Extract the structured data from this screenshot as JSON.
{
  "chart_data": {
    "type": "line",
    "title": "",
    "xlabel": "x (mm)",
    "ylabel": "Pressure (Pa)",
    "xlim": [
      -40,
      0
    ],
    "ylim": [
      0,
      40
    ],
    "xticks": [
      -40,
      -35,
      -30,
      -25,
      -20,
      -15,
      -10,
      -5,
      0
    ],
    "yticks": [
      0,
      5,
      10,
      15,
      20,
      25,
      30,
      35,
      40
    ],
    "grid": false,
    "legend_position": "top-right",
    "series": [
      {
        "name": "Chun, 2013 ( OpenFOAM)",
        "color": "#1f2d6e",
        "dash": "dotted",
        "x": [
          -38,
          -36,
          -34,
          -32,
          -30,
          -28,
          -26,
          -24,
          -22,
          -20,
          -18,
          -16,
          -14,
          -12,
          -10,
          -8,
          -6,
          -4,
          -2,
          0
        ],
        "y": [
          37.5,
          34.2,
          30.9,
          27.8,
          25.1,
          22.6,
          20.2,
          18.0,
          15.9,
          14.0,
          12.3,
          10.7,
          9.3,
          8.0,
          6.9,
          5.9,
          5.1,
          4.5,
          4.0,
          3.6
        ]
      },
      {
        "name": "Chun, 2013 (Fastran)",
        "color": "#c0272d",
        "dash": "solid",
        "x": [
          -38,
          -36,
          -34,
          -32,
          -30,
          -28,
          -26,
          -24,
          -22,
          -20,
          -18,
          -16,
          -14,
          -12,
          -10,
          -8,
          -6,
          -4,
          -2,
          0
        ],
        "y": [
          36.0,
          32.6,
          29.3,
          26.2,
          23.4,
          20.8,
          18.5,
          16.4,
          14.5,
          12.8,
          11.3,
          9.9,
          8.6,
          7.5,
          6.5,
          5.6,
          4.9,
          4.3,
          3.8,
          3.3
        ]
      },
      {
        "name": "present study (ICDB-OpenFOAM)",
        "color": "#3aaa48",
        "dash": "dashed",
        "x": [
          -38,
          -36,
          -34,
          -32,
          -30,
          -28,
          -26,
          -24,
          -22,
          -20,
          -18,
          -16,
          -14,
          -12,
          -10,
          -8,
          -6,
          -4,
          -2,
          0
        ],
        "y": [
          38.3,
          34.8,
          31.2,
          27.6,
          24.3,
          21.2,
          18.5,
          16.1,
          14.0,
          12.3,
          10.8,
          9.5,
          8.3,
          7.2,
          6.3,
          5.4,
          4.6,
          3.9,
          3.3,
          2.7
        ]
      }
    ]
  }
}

* [Work instructions] Search the entries for the word "color" and gather every line where it appears.

* [Response to this exercise]
        "color": "#1f2d6e",
        "color": "#c0272d",
        "color": "#3aaa48",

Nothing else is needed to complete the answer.